__Dataset records__:
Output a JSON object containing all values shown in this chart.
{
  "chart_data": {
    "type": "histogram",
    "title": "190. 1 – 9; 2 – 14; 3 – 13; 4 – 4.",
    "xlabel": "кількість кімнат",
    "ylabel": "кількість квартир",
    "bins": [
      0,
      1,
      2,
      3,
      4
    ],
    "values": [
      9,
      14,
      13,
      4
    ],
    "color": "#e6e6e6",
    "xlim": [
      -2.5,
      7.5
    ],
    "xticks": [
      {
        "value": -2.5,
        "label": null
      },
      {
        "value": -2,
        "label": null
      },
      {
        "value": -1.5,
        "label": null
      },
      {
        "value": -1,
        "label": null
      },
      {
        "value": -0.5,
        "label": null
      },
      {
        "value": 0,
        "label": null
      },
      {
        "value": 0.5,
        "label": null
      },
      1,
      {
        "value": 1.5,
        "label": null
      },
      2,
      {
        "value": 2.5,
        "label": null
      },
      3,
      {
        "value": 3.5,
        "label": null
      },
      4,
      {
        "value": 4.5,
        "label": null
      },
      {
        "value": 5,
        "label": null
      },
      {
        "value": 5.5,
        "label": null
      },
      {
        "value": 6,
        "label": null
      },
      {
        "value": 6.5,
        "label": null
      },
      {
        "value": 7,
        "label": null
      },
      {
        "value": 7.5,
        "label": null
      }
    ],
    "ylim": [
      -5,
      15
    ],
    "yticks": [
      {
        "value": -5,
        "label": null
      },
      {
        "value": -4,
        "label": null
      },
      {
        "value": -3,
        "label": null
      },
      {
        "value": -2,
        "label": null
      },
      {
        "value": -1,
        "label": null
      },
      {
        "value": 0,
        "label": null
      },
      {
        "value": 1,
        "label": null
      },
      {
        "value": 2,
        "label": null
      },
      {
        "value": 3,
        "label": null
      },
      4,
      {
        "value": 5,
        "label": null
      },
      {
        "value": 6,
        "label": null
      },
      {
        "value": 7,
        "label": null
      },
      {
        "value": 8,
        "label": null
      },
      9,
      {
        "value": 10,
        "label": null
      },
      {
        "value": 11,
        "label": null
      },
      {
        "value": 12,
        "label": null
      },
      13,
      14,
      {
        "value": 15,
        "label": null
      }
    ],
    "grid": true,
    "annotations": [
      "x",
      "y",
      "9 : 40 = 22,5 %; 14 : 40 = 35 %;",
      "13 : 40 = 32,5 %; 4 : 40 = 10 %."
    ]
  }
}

__Problem description__:
Quote every line of the data, word for word.

__Answer to the task__:
Output a JSON object containing all values shown in this chart.
{
  "chart_data": {
    "type": "histogram",
    "title": "190. 1 – 9; 2 – 14; 3 – 13; 4 – 4.",
    "xlabel": "кількість кімнат",
    "ylabel": "кількість квартир",
    "bins": [
      0,
      1,
      2,
      3,
      4
    ],
    "values": [
      9,
      14,
      13,
      4
    ],
    "color": "#e6e6e6",
    "xlim": [
      -2.5,
      7.5
    ],
    "xticks": [
      {
        "value": -2.5,
        "label": null
      },
      {
        "value": -2,
        "label": null
      },
      {
        "value": -1.5,
        "label": null
      },
      {
        "value": -1,
        "label": null
      },
      {
        "value": -0.5,
        "label": null
      },
      {
        "value": 0,
        "label": null
      },
      {
        "value": 0.5,
        "label": null
      },
      1,
      {
        "value": 1.5,
        "label": null
      },
      2,
      {
        "value": 2.5,
        "label": null
      },
      3,
      {
        "value": 3.5,
        "label": null
      },
      4,
      {
        "value": 4.5,
        "label": null
      },
      {
        "value": 5,
        "label": null
      },
      {
        "value": 5.5,
        "label": null
      },
      {
        "value": 6,
        "label": null
      },
      {
        "value": 6.5,
        "label": null
      },
      {
        "value": 7,
        "label": null
      },
      {
        "value": 7.5,
        "label": null
      }
    ],
    "ylim": [
      -5,
      15
    ],
    "yticks": [
      {
        "value": -5,
        "label": null
      },
      {
        "value": -4,
        "label": null
      },
      {
        "value": -3,
        "label": null
      },
      {
        "value": -2,
        "label": null
      },
      {
        "value": -1,
        "label": null
      },
      {
        "value": 0,
        "label": null
      },
      {
        "value": 1,
        "label": null
      },
      {
        "value": 2,
        "label": null
      },
      {
        "value": 3,
        "label": null
      },
      4,
      {
        "value": 5,
        "label": null
      },
      {
        "value": 6,
        "label": null
      },
      {
        "value": 7,
        "label": null
      },
      {
        "value": 8,
        "label": null
      },
      9,
      {
        "value": 10,
        "label": null
      },
      {
        "value": 11,
        "label": null
      },
      {
        "value": 12,
        "label": null
      },
      13,
      14,
      {
        "value": 15,
        "label": null
      }
    ],
    "grid": true,
    "annotations": [
      "x",
      "y",
      "9 : 40 = 22,5 %; 14 : 40 = 35 %;",
      "13 : 40 = 32,5 %; 4 : 40 = 10 %."
    ]
  }
}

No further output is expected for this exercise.